— What you need to do —
Reproduce the records below in full and without edits, omitting images.

++++++

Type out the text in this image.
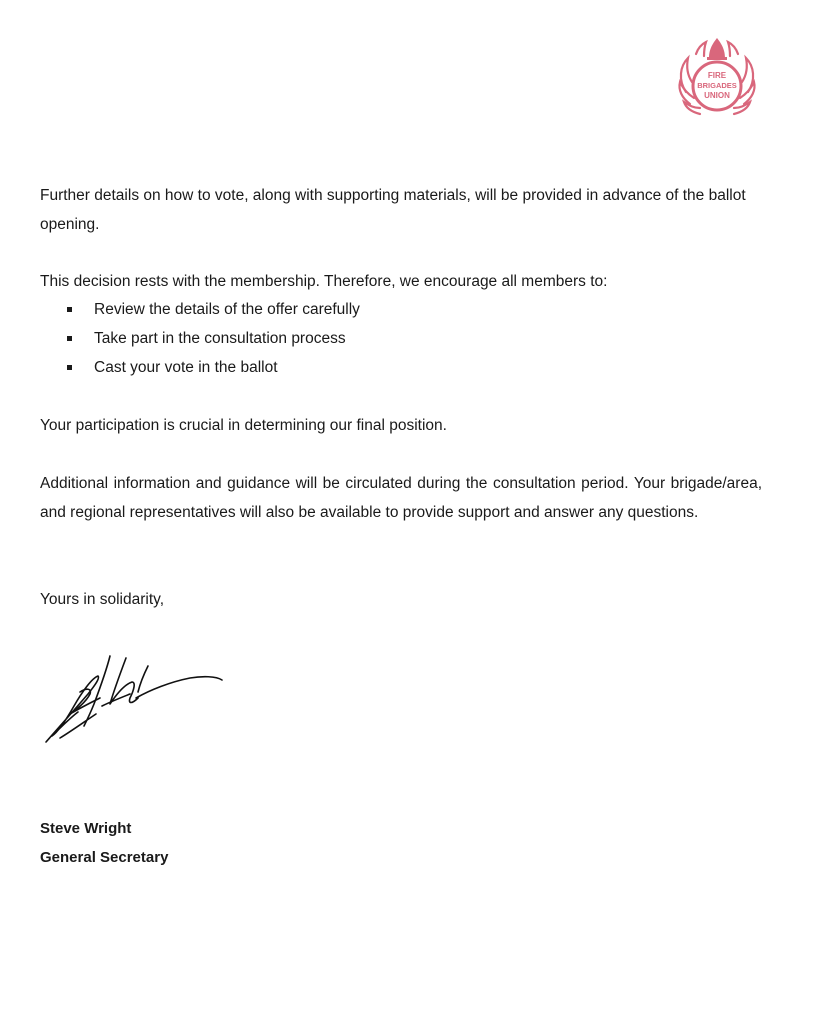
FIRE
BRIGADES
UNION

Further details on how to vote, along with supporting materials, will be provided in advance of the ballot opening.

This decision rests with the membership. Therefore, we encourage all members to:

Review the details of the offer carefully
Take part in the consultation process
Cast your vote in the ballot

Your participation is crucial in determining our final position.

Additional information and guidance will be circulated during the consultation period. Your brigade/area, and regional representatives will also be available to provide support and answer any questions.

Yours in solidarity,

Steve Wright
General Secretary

++++++

— Reply —
Type out the text in this image.
FIRE
BRIGADES
UNION

Further details on how to vote, along with supporting materials, will be provided in advance of the ballot opening.

This decision rests with the membership. Therefore, we encourage all members to:

Review the details of the offer carefully
Take part in the consultation process
Cast your vote in the ballot

Your participation is crucial in determining our final position.

Additional information and guidance will be circulated during the consultation period. Your brigade/area, and regional representatives will also be available to provide support and answer any questions.

Yours in solidarity,

Steve Wright
General Secretary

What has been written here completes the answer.